## BEGIN Material for the task

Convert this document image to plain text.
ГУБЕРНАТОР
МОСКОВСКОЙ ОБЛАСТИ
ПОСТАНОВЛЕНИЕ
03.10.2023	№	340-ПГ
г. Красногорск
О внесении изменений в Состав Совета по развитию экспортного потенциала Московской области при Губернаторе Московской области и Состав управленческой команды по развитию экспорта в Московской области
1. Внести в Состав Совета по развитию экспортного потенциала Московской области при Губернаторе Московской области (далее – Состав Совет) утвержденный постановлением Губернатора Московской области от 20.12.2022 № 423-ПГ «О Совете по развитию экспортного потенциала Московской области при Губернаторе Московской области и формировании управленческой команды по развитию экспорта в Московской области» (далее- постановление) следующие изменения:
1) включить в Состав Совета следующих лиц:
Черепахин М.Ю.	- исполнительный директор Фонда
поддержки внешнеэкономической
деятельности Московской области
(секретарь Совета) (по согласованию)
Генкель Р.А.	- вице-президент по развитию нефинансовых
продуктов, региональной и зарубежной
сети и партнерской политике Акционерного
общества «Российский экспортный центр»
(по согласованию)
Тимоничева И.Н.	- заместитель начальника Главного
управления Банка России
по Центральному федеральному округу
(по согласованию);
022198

## END Material for the task

Stated exercise >>
Sift the material for lines with the string "команды". Copy each one found.

Exercise solution >>
О внесении изменений в Состав Совета по развитию экспортного потенциала Московской области при Губернаторе Московской области и Состав управленческой команды по развитию экспорта в Московской области
1. Внести в Состав Совета по развитию экспортного потенциала Московской области при Губернаторе Московской области (далее – Состав Совет) утвержденный постановлением Губернатора Московской области от 20.12.2022 № 423-ПГ «О Совете по развитию экспортного потенциала Московской области при Губернаторе Московской области и формировании управленческой команды по развитию экспорта в Московской области» (далее- постановление) следующие изменения:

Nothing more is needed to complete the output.